PAGE EXTRACT –
---

OldGrumpyBitWrangler,
@OldGrumpyBitWrangler@mastodon.social avatar

An instance of a popular CMS is used for a website. While analyzing I'm coming across a a table in it's MySQL database where a column called "deleted" is defined as such:

deleted` tinyint(4) NOT NULL DEFAULT 0 COMMENT 'A boolean indicating whether this data item has been deleted‘

🤦‍♂️

There should be a license allowing allowed to write software used by someone else. Like with drivers licenses it needs a points system for violations and license revocation.

Crell,
@Crell@phpc.social avatar

@OldGrumpyBitWrangler I have theories as to which CMS you're talking about... But I'll ask, what would you do instead? Isn't that the only way to do a boolean flag in MySQL, or have they fixed that more recently?

---

STORED DATA –
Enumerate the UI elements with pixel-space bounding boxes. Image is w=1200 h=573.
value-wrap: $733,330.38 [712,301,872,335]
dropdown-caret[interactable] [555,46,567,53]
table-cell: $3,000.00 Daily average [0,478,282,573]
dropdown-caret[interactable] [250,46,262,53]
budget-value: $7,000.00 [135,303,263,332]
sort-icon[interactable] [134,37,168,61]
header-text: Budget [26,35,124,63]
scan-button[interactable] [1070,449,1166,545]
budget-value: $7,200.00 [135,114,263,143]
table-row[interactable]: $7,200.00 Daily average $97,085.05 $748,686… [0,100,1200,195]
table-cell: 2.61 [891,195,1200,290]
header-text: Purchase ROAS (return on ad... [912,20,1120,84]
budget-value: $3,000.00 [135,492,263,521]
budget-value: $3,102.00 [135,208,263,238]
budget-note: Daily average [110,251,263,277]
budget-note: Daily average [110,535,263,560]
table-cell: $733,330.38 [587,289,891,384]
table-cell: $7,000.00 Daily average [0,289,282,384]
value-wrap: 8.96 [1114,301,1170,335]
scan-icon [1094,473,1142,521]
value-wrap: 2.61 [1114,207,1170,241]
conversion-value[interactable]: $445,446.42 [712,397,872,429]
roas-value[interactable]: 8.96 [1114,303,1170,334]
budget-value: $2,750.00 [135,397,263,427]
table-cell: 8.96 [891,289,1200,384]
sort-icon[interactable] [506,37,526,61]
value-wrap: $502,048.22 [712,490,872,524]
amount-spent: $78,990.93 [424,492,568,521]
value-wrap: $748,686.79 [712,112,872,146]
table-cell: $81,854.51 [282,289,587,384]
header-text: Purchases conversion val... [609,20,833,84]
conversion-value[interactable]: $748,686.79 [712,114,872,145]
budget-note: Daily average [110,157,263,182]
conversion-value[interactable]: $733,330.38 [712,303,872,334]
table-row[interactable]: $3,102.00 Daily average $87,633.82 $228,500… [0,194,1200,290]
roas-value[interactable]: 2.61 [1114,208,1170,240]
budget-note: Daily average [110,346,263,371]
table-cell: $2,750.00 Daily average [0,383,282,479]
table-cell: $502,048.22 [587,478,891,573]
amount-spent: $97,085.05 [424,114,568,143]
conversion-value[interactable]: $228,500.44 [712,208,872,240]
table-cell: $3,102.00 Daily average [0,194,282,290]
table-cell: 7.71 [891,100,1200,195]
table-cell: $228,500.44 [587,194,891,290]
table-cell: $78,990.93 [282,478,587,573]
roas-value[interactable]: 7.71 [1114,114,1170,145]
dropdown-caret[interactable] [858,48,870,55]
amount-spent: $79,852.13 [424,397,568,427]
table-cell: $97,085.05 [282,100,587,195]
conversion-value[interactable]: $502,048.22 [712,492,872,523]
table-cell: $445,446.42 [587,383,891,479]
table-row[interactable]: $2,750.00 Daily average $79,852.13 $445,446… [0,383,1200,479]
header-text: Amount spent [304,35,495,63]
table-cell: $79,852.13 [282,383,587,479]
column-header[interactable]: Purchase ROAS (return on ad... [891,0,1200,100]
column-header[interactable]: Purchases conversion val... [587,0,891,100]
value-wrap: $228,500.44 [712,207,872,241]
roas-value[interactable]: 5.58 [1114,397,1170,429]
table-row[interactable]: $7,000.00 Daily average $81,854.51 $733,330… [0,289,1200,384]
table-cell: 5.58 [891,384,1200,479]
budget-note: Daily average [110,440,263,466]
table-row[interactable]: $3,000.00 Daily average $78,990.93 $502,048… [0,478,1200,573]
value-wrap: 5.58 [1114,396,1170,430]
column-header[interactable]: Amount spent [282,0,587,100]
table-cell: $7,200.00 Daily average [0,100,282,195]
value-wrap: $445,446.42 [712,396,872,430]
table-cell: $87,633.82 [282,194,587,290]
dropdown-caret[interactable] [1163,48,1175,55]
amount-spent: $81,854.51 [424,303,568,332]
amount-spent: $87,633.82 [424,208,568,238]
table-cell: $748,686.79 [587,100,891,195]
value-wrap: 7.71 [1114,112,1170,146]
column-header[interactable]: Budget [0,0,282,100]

---

Rewrite the Mastodon thread from "An instance of" to "that more recently?", putting "demerit system" in place of "points system".

ANSWER SECTION –
An instance of a popular CMS is used for a website. While analyzing I'm coming across a a table in it's MySQL database where a column called "deleted" is defined as such:

deleted` tinyint(4) NOT NULL DEFAULT 0 COMMENT 'A boolean indicating whether this data item has been deleted‘

🤦‍♂️

There should be a license allowing allowed to write software used by someone else. Like with drivers licenses it needs a demerit system for violations and license revocation.

Crell,
@Crell@phpc.social avatar

@OldGrumpyBitWrangler I have theories as to which CMS you're talking about... But I'll ask, what would you do instead? Isn't that the only way to do a boolean flag in MySQL, or have they fixed that more recently?